*WRITTEN INSTRUCTION*
Transcribe every entry word for word. Skip the pictures.

- - -

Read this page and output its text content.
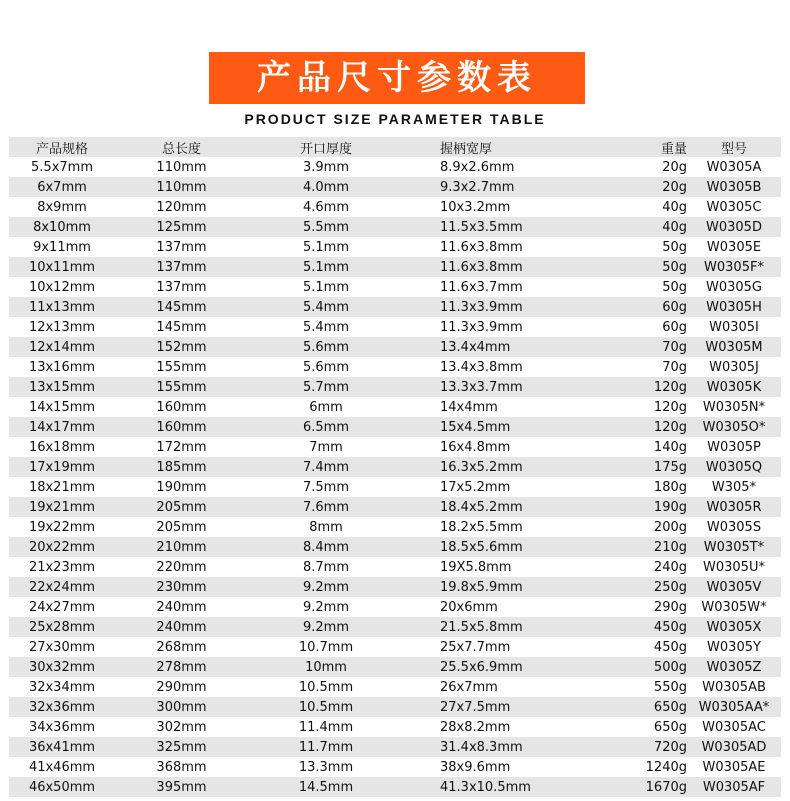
产品尺寸参数表
PRODUCT SIZE PARAMETER TABLE
产品规格	总长度	开口厚度	握柄宽厚	重量	型号
5.5x7mm	110mm	3.9mm	8.9x2.6mm	20g	W0305A
6x7mm	110mm	4.0mm	9.3x2.7mm	20g	W0305B
8x9mm	120mm	4.6mm	10x3.2mm	40g	W0305C
8x10mm	125mm	5.5mm	11.5x3.5mm	40g	W0305D
9x11mm	137mm	5.1mm	11.6x3.8mm	50g	W0305E
10x11mm	137mm	5.1mm	11.6x3.8mm	50g	W0305F*
10x12mm	137mm	5.1mm	11.6x3.7mm	50g	W0305G
11x13mm	145mm	5.4mm	11.3x3.9mm	60g	W0305H
12x13mm	145mm	5.4mm	11.3x3.9mm	60g	W0305I
12x14mm	152mm	5.6mm	13.4x4mm	70g	W0305M
13x16mm	155mm	5.6mm	13.4x3.8mm	70g	W0305J
13x15mm	155mm	5.7mm	13.3x3.7mm	120g	W0305K
14x15mm	160mm	6mm	14x4mm	120g	W0305N*
14x17mm	160mm	6.5mm	15x4.5mm	120g	W0305O*
16x18mm	172mm	7mm	16x4.8mm	140g	W0305P
17x19mm	185mm	7.4mm	16.3x5.2mm	175g	W0305Q
18x21mm	190mm	7.5mm	17x5.2mm	180g	W305*
19x21mm	205mm	7.6mm	18.4x5.2mm	190g	W0305R
19x22mm	205mm	8mm	18.2x5.5mm	200g	W0305S
20x22mm	210mm	8.4mm	18.5x5.6mm	210g	W0305T*
21x23mm	220mm	8.7mm	19X5.8mm	240g	W0305U*
22x24mm	230mm	9.2mm	19.8x5.9mm	250g	W0305V
24x27mm	240mm	9.2mm	20x6mm	290g	W0305W*
25x28mm	240mm	9.2mm	21.5x5.8mm	450g	W0305X
27x30mm	268mm	10.7mm	25x7.7mm	450g	W0305Y
30x32mm	278mm	10mm	25.5x6.9mm	500g	W0305Z
32x34mm	290mm	10.5mm	26x7mm	550g	W0305AB
32x36mm	300mm	10.5mm	27x7.5mm	650g	W0305AA*
34x36mm	302mm	11.4mm	28x8.2mm	650g	W0305AC
36x41mm	325mm	11.7mm	31.4x8.3mm	720g	W0305AD
41x46mm	368mm	13.3mm	38x9.6mm	1240g	W0305AE
46x50mm	395mm	14.5mm	41.3x10.5mm	1670g	W0305AF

- - -

*RESPONSE TO THE EXERCISE*
Read this page and output its text content.
产品尺寸参数表
PRODUCT SIZE PARAMETER TABLE
产品规格	总长度	开口厚度	握柄宽厚	重量	型号
5.5x7mm	110mm	3.9mm	8.9x2.6mm	20g	W0305A
6x7mm	110mm	4.0mm	9.3x2.7mm	20g	W0305B
8x9mm	120mm	4.6mm	10x3.2mm	40g	W0305C
8x10mm	125mm	5.5mm	11.5x3.5mm	40g	W0305D
9x11mm	137mm	5.1mm	11.6x3.8mm	50g	W0305E
10x11mm	137mm	5.1mm	11.6x3.8mm	50g	W0305F*
10x12mm	137mm	5.1mm	11.6x3.7mm	50g	W0305G
11x13mm	145mm	5.4mm	11.3x3.9mm	60g	W0305H
12x13mm	145mm	5.4mm	11.3x3.9mm	60g	W0305I
12x14mm	152mm	5.6mm	13.4x4mm	70g	W0305M
13x16mm	155mm	5.6mm	13.4x3.8mm	70g	W0305J
13x15mm	155mm	5.7mm	13.3x3.7mm	120g	W0305K
14x15mm	160mm	6mm	14x4mm	120g	W0305N*
14x17mm	160mm	6.5mm	15x4.5mm	120g	W0305O*
16x18mm	172mm	7mm	16x4.8mm	140g	W0305P
17x19mm	185mm	7.4mm	16.3x5.2mm	175g	W0305Q
18x21mm	190mm	7.5mm	17x5.2mm	180g	W305*
19x21mm	205mm	7.6mm	18.4x5.2mm	190g	W0305R
19x22mm	205mm	8mm	18.2x5.5mm	200g	W0305S
20x22mm	210mm	8.4mm	18.5x5.6mm	210g	W0305T*
21x23mm	220mm	8.7mm	19X5.8mm	240g	W0305U*
22x24mm	230mm	9.2mm	19.8x5.9mm	250g	W0305V
24x27mm	240mm	9.2mm	20x6mm	290g	W0305W*
25x28mm	240mm	9.2mm	21.5x5.8mm	450g	W0305X
27x30mm	268mm	10.7mm	25x7.7mm	450g	W0305Y
30x32mm	278mm	10mm	25.5x6.9mm	500g	W0305Z
32x34mm	290mm	10.5mm	26x7mm	550g	W0305AB
32x36mm	300mm	10.5mm	27x7.5mm	650g	W0305AA*
34x36mm	302mm	11.4mm	28x8.2mm	650g	W0305AC
36x41mm	325mm	11.7mm	31.4x8.3mm	720g	W0305AD
41x46mm	368mm	13.3mm	38x9.6mm	1240g	W0305AE
46x50mm	395mm	14.5mm	41.3x10.5mm	1670g	W0305AF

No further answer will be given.